▶ _DOCUMENT EXTRACT_:
begin

Tom Eats! A New Restaurant Critic

 

Charlotte-Ivers 3

I permitted myself a small smile when I heard that Marina O'Loughlin was packing it in as restaurant critic of the Sunday Times. Not, I hasten to add, that I disliked her work. It was just that when one door closes, opportunity knocks, if you get my drift.

The credentials for a replacement? Well, not too posh. That's a bit passé. Tom Parker Bowles? His stepdad is His Majesty the King. Or from too famous a a family. When Jay's mum died it was announced in the House of Commons. Coren's dad was a literary giant, the funniest man in print since S J Perelman. Though Coren keeps banging on about his immigrant family. Well, my grandpa was a miner - fits, doesn't it?

While I was obviously considered when Marina got the gig, I have to confess  my experience was then a tad on the short side. Now, having crafted little gems for you most weeks for eight years, I am told by many that I'm in the Jean Brodie phase of my career. Time for a regional star to step on to the national stage.

I have to tell you that some of the unexplained absences of late have involved house hunting. L has her eye on a bijou little two bedroom number overlooking Green Park, and accounts have been opened in the city's most fashionable furniture emporia. Poor India Knight struggled to fill my space with some inconsequential nonsense which no one read. That means that the readership stats will immediately soar. All good.

Jealous, moi?

Then Sunday's unveiling. Wait a minute. Wait a gruntfekkling minute! Who is Charlotte Ivers, the brazen hussy who has taken my job? She's 28, she comes from Cheltenham and she used to be a vegetarian. We'll see about this.

end

▶ _MATERIAL PROVIDED_:
begin

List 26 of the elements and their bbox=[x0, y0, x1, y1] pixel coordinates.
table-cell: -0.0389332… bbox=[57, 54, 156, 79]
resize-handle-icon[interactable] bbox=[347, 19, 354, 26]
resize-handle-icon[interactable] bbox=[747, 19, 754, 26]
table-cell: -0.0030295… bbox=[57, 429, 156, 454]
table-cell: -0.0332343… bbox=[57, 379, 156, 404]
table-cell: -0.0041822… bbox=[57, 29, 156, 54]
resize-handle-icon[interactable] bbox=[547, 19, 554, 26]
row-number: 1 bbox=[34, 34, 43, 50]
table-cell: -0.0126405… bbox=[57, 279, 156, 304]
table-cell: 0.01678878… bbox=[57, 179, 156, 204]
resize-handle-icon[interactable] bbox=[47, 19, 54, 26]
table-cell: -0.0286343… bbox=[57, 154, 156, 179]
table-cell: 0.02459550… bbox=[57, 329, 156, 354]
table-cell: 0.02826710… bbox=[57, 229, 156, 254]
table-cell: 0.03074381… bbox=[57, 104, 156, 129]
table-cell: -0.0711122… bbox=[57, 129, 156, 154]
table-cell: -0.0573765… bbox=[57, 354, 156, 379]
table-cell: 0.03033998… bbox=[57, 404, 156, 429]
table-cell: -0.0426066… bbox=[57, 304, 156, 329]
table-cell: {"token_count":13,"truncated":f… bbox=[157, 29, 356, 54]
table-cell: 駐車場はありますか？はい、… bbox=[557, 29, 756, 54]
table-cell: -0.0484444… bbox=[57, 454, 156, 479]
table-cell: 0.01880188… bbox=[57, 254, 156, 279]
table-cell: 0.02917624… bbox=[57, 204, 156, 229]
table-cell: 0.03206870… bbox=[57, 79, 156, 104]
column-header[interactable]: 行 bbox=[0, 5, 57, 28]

end

▶ _THE TASKS_:
[a] In the restaurant critic post, for how many years has the writer been crafting pieces most weeks?
[b] Mark each statement yes or no against the restaurant critic post, quoting the words that decide it: (i) Marina O'Loughlin was leaving her job as restaurant critic of the Sunday Times. (ii) The writer's grandfather was a miner. (iii) Charlotte Ivers comes from Bath.
[c] Please write a continuation of the restaurant critic post, picking up after its final line.

▶ _TASK ANSWERS_:
[a] Eight years.

[b]
(i) Yes: "Marina O'Loughlin was packing it in as restaurant critic of the Sunday Times"
(ii) Yes: "my grandpa was a miner"
(iii) No: "she comes from Cheltenham"

[c]
In cold fury, I struggle with the colour supplement, heading for page 44. She'll be trying too hard - always a mistake. She'll be woke and humourless. Her lack of experience will stick out like an undercooked baguette. Still, better read her, I suppose.

The headline reads,  Back to where it all began: an all-you-can-eat with my mum. The colon is quite impressive, a dying breed, I suppose. She takes us back to a buffet restaurant of her childhood, Real China. No nostalgia trip this. She regrets the brief teenage spell as a veggie, and laughs at her buffet choice of cucumber slices, curry sauce and egg fried rice, a sin which, she fears, may result in her being turned away by a Chinese Border guard.

In three short columns she encapsulates the development of restaurants in the UK in our lifetime. (They) tell us a story about ourselves: how we got to where we are and how we live now. Just by looking at the places we choose to sit down and hand over our debit cards, you can tell a remarkable tale of the way our country has changed over the past few decades.

For today's review, another buffet, this time a "world buffet." Why commit a cultural crime against one nation when you can make culinary war with the whole planet? The sum and substance of the review is contained in a single paragraph, even in the one sentence where Charlotte complains that the sushi tastes like being waterboarded by the Atlantic Ocean.

She tells us a little more about herself, her food passion and the progress to date. There is something very Grace Dent-ish about her, and that's no bad start. Will she do? She writes like a dream and she made me laugh. Charlotte Ivers, I hate you, but a culinary star is about to be born.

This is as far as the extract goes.